Your objective
Write out the listing below without alteration, omitting its pictures.

>> Start Data rows

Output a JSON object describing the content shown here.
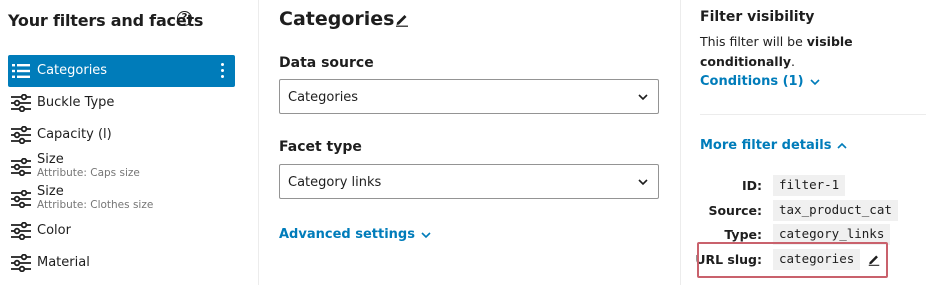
{
  "left": {
    "title": "Your filters and facets",
    "help_icon": "?",
    "facets": [
      {
        "label": "Categories",
        "sub": "",
        "icon": "list-icon",
        "active": true
      },
      {
        "label": "Buckle Type",
        "sub": "",
        "icon": "sliders-icon"
      },
      {
        "label": "Capacity (l)",
        "sub": "",
        "icon": "sliders-icon"
      },
      {
        "label": "Size",
        "sub": "Attribute: Caps size",
        "icon": "sliders-icon"
      },
      {
        "label": "Size",
        "sub": "Attribute: Clothes size",
        "icon": "sliders-icon"
      },
      {
        "label": "Color",
        "sub": "",
        "icon": "sliders-icon"
      },
      {
        "label": "Material",
        "sub": "",
        "icon": "sliders-icon"
      }
    ]
  },
  "main": {
    "title": "Categories",
    "data_source_label": "Data source",
    "data_source_value": "Categories",
    "facet_type_label": "Facet type",
    "facet_type_value": "Category links",
    "advanced_settings": "Advanced settings"
  },
  "right": {
    "visibility_title": "Filter visibility",
    "visibility_text_1": "This filter will be ",
    "visibility_text_bold": "visible conditionally",
    "visibility_text_2": ".",
    "conditions_link": "Conditions (1)",
    "more_details_link": "More filter details",
    "details": [
      {
        "key": "ID:",
        "value": "filter-1"
      },
      {
        "key": "Source:",
        "value": "tax_product_cat"
      },
      {
        "key": "Type:",
        "value": "category_links"
      },
      {
        "key": "URL slug:",
        "value": "categories"
      }
    ]
  },
  "colors": {
    "accent": "#007cba",
    "highlight_border": "#c9616c",
    "code_bg": "#f0f0f0"
  }
}
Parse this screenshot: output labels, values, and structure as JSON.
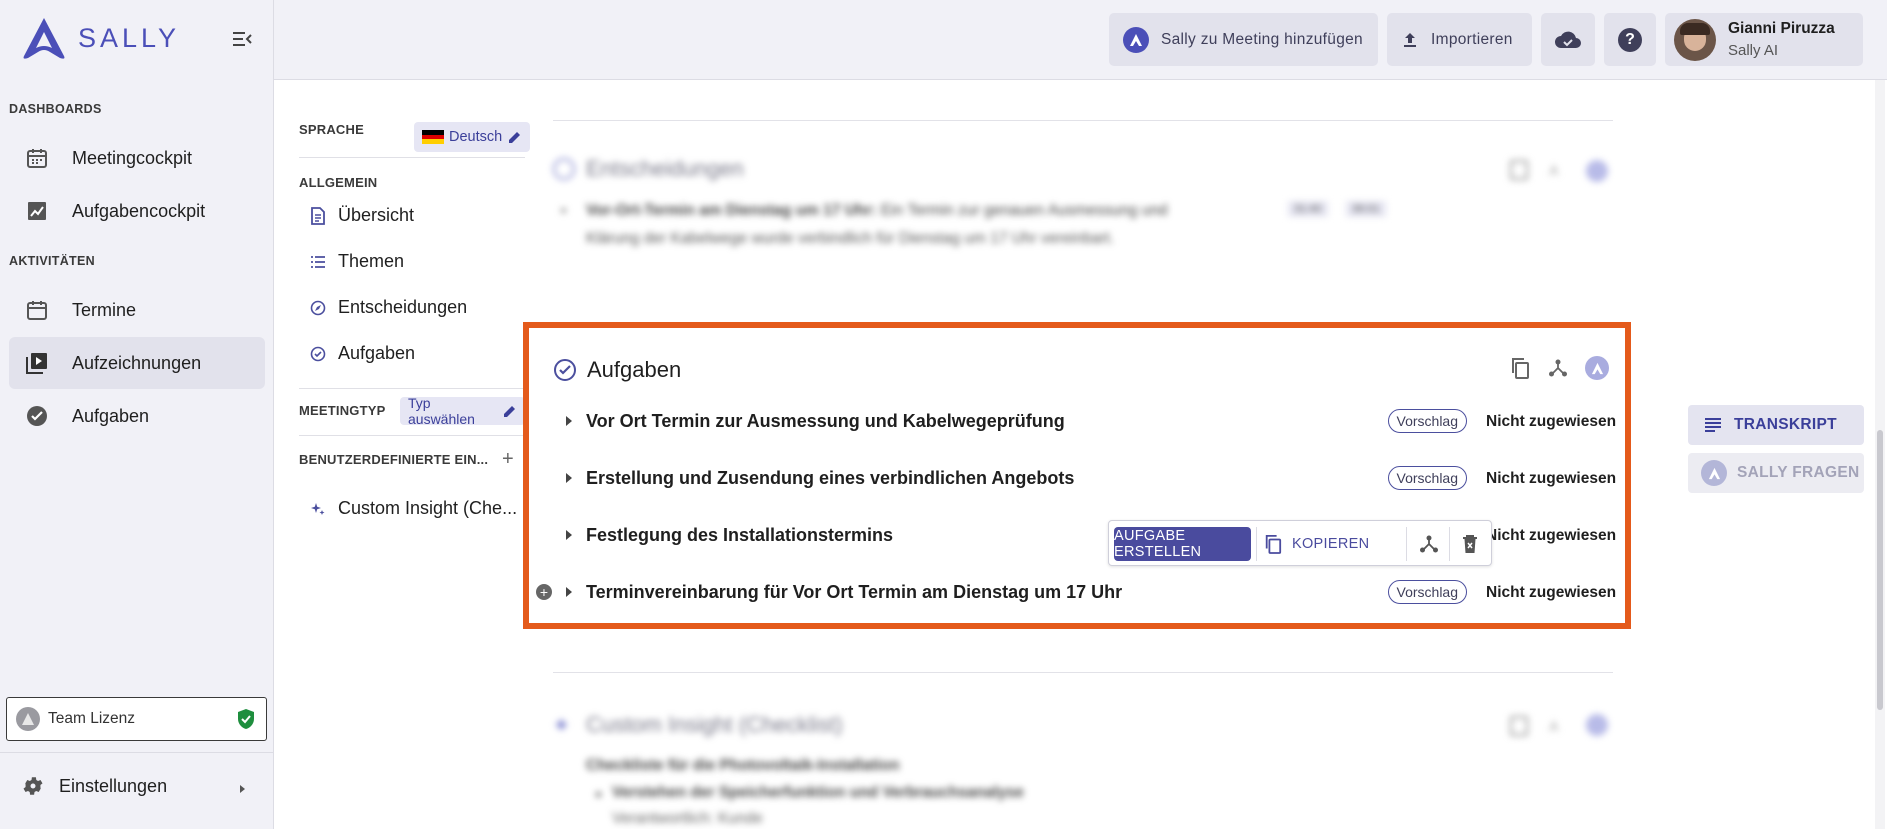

>> End Data rows

Written solution
Output a JSON object describing the content shown here.
{
  "left": {
    "title": "Your filters and facets",
    "help_icon": "?",
    "facets": [
      {
        "label": "Categories",
        "sub": "",
        "icon": "list-icon",
        "active": true
      },
      {
        "label": "Buckle Type",
        "sub": "",
        "icon": "sliders-icon"
      },
      {
        "label": "Capacity (l)",
        "sub": "",
        "icon": "sliders-icon"
      },
      {
        "label": "Size",
        "sub": "Attribute: Caps size",
        "icon": "sliders-icon"
      },
      {
        "label": "Size",
        "sub": "Attribute: Clothes size",
        "icon": "sliders-icon"
      },
      {
        "label": "Color",
        "sub": "",
        "icon": "sliders-icon"
      },
      {
        "label": "Material",
        "sub": "",
        "icon": "sliders-icon"
      }
    ]
  },
  "main": {
    "title": "Categories",
    "data_source_label": "Data source",
    "data_source_value": "Categories",
    "facet_type_label": "Facet type",
    "facet_type_value": "Category links",
    "advanced_settings": "Advanced settings"
  },
  "right": {
    "visibility_title": "Filter visibility",
    "visibility_text_1": "This filter will be ",
    "visibility_text_bold": "visible conditionally",
    "visibility_text_2": ".",
    "conditions_link": "Conditions (1)",
    "more_details_link": "More filter details",
    "details": [
      {
        "key": "ID:",
        "value": "filter-1"
      },
      {
        "key": "Source:",
        "value": "tax_product_cat"
      },
      {
        "key": "Type:",
        "value": "category_links"
      },
      {
        "key": "URL slug:",
        "value": "categories"
      }
    ]
  },
  "colors": {
    "accent": "#007cba",
    "highlight_border": "#c9616c",
    "code_bg": "#f0f0f0"
  }
}
Parse this screenshot: output labels, values, and structure as JSON.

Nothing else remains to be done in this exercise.